- **REQUIREMENT**: All lines in which the word "наносят" occurs are to be extracted.

- **PROVIDED DATA**:
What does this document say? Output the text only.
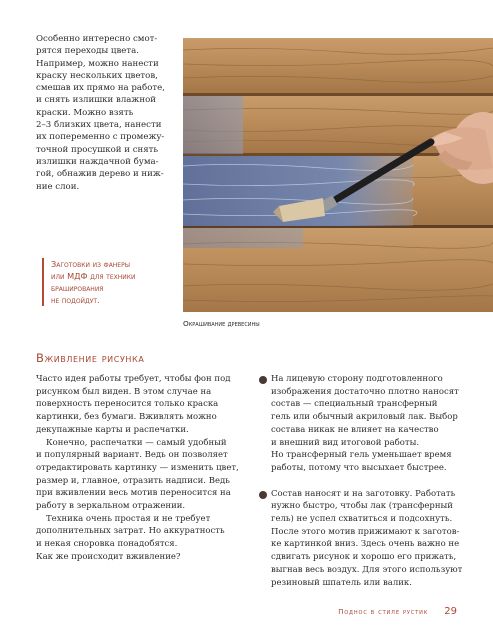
Особенно интересно смот-
рятся переходы цвета.
Например, можно нанести
краску нескольких цветов,
смешав их прямо на работе,
и снять излишки влажной
краски. Можно взять
2–3 близких цвета, нанести
их попеременно с промежу-
точной просушкой и снять
излишки наждачной бума-
гой, обнажив дерево и ниж-
ние слои.
Заготовки из фанеры
или МДФ для техники
браширования
не подойдут.
Окрашивание древесины
Вживление рисунка
Часто идея работы требует, чтобы фон под
рисунком был виден. В этом случае на
поверхность переносится только краска
картинки, без бумаги. Вживлять можно
декупажные карты и распечатки.
Конечно, распечатки — самый удобный
и популярный вариант. Ведь он позволяет
отредактировать картинку — изменить цвет,
размер и, главное, отразить надписи. Ведь
при вживлении весь мотив переносится на
работу в зеркальном отражении.
Техника очень простая и не требует
дополнительных затрат. Но аккуратность
и некая сноровка понадобятся.
Как же происходит вживление?
На лицевую сторону подготовленного
изображения достаточно плотно наносят
состав — специальный трансферный
гель или обычный акриловый лак. Выбор
состава никак не влияет на качество
и внешний вид итоговой работы.
Но трансферный гель уменьшает время
работы, потому что высыхает быстрее.
Состав наносят и на заготовку. Работать
нужно быстро, чтобы лак (трансферный
гель) не успел схватиться и подсохнуть.
После этого мотив прижимают к заготов-
ке картинкой вниз. Здесь очень важно не
сдвигать рисунок и хорошо его прижать,
выгнав весь воздух. Для этого используют
резиновый шпатель или валик.
Поднос в стиле рустик 29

- **FULL ANSWER**:
изображения достаточно плотно наносят
Состав наносят и на заготовку. Работать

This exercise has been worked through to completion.